- Source records -
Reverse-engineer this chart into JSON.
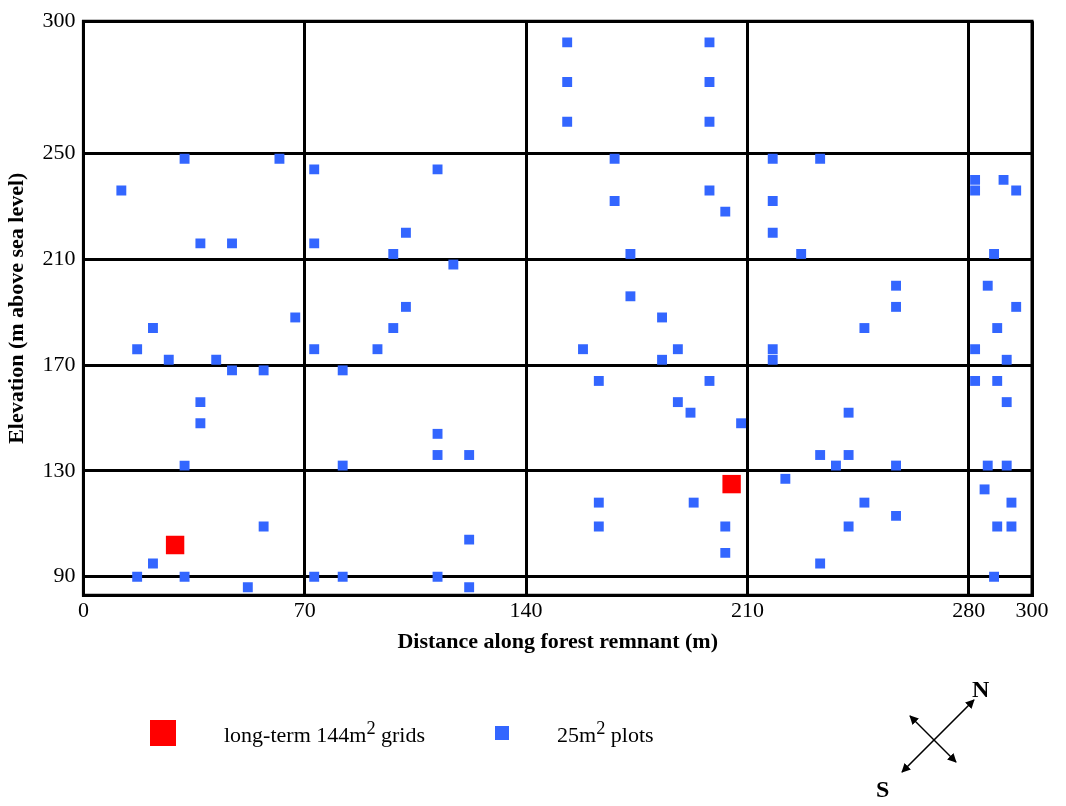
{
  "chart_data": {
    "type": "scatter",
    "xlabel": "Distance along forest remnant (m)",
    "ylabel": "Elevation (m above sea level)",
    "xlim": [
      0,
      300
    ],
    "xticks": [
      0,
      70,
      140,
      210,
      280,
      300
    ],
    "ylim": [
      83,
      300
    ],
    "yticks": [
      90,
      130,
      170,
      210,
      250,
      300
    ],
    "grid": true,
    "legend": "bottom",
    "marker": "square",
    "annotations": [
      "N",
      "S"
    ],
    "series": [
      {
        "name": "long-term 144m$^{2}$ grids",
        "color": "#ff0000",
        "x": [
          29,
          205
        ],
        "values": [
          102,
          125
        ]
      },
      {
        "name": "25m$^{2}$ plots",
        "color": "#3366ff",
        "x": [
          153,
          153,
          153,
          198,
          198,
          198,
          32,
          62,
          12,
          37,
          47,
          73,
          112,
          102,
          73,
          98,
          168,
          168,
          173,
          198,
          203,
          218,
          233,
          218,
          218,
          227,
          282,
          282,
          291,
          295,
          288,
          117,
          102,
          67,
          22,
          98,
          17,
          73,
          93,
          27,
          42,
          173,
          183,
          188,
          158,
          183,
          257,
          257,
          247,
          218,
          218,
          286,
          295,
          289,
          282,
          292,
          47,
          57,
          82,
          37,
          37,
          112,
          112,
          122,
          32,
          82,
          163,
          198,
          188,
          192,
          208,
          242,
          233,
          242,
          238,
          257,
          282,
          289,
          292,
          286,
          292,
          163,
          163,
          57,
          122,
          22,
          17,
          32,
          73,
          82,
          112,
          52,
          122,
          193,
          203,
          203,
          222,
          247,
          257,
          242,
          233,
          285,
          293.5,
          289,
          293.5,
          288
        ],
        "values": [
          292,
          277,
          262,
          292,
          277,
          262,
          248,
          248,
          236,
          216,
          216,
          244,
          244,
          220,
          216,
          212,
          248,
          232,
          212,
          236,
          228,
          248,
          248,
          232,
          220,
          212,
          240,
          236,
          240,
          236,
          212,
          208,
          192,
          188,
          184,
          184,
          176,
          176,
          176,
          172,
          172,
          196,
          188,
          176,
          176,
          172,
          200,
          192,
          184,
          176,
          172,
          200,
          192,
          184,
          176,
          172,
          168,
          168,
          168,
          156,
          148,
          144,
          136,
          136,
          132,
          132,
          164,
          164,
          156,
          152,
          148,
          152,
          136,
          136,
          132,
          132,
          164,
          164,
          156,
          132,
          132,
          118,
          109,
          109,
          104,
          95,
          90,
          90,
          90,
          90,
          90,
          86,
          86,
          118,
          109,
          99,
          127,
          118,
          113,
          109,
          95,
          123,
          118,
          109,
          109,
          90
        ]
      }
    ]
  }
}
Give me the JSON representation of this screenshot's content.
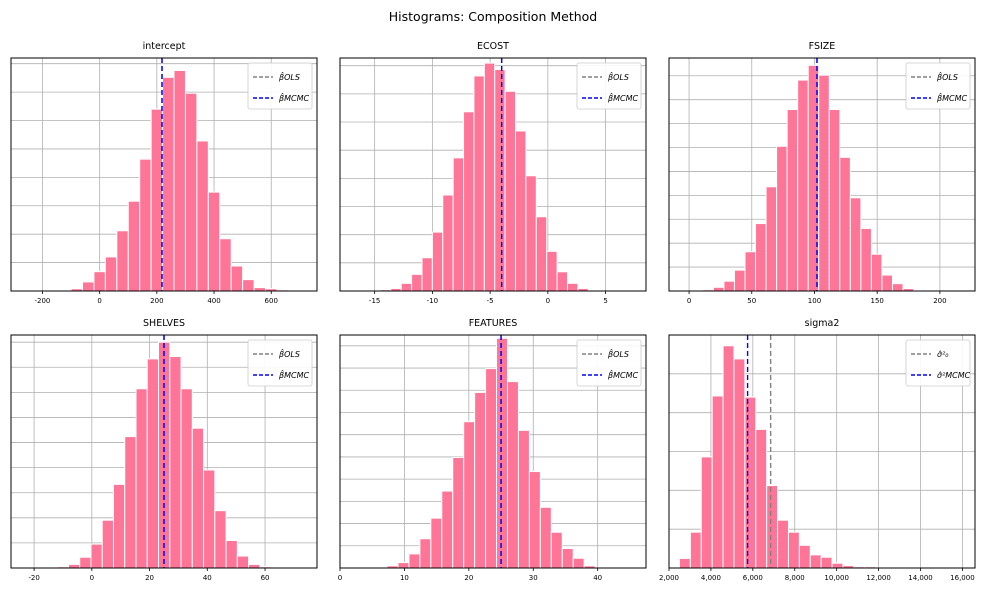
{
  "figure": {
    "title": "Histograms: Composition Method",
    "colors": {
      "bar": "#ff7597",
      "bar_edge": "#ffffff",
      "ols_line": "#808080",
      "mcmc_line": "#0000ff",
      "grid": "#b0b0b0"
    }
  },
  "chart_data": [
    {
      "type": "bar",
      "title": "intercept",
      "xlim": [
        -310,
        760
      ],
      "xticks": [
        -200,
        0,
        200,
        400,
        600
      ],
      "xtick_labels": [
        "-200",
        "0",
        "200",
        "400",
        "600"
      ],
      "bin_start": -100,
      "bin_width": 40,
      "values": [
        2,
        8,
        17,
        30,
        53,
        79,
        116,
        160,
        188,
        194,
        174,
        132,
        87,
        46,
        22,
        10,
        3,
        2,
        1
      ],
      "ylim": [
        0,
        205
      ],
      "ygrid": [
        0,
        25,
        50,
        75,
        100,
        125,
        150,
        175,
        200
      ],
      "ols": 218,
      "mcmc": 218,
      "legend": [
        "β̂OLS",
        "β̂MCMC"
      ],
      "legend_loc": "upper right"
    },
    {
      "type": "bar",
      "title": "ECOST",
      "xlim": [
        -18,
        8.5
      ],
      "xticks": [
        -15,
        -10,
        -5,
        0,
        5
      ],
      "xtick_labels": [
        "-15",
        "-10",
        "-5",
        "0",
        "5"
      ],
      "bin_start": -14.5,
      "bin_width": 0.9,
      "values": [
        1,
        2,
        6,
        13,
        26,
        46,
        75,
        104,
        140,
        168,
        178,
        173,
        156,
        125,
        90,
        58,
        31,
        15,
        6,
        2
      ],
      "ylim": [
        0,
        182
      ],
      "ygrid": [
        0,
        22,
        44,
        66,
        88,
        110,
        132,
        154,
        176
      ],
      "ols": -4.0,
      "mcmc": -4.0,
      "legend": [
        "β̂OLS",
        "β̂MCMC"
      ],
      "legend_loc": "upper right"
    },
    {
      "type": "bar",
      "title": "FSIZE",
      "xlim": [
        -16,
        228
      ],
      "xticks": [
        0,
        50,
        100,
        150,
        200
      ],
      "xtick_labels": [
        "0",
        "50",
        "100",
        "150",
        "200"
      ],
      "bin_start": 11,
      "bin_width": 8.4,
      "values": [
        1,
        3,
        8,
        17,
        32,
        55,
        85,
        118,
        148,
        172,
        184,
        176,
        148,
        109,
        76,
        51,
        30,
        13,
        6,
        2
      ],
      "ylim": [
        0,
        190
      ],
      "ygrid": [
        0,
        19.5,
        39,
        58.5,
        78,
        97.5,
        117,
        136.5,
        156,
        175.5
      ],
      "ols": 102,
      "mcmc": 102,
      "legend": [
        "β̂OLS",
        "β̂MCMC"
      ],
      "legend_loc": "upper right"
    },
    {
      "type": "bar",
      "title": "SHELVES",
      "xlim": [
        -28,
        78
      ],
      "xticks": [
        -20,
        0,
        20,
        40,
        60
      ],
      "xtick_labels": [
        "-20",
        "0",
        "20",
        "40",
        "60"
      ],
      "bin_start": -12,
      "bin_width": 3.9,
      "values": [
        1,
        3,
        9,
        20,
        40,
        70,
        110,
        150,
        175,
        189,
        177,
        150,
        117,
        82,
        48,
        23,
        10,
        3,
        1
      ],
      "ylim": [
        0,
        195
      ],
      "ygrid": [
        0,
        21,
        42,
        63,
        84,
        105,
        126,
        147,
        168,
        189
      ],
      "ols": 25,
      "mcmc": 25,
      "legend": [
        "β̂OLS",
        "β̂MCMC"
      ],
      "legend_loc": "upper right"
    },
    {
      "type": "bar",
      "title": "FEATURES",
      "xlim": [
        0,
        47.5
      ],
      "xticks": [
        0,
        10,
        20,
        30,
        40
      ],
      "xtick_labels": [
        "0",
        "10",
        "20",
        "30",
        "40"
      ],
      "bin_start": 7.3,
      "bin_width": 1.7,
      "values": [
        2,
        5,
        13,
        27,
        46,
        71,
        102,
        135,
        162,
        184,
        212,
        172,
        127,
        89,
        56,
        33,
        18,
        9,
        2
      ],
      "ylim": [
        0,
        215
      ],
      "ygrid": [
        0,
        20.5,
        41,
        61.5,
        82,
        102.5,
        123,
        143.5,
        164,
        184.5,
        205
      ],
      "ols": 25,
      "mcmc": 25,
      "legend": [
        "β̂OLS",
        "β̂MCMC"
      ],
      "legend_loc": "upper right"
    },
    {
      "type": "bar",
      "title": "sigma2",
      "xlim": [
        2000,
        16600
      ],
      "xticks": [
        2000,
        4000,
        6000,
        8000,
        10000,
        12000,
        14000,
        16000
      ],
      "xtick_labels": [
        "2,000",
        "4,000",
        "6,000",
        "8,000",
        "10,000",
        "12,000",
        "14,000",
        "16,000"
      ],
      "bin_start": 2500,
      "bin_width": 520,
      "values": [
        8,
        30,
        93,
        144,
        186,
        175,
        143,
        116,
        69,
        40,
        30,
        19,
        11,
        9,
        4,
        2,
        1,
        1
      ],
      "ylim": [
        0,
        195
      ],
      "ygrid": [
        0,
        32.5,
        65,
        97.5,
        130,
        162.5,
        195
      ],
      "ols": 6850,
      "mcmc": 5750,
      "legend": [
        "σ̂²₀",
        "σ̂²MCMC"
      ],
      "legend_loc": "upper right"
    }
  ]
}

- Stated problem -
Copy each line of the listing in which the word "this" can be found.

- The output -
Reverse-engineer this chart into JSON.
Give me the JSON representation of this screenshot's content.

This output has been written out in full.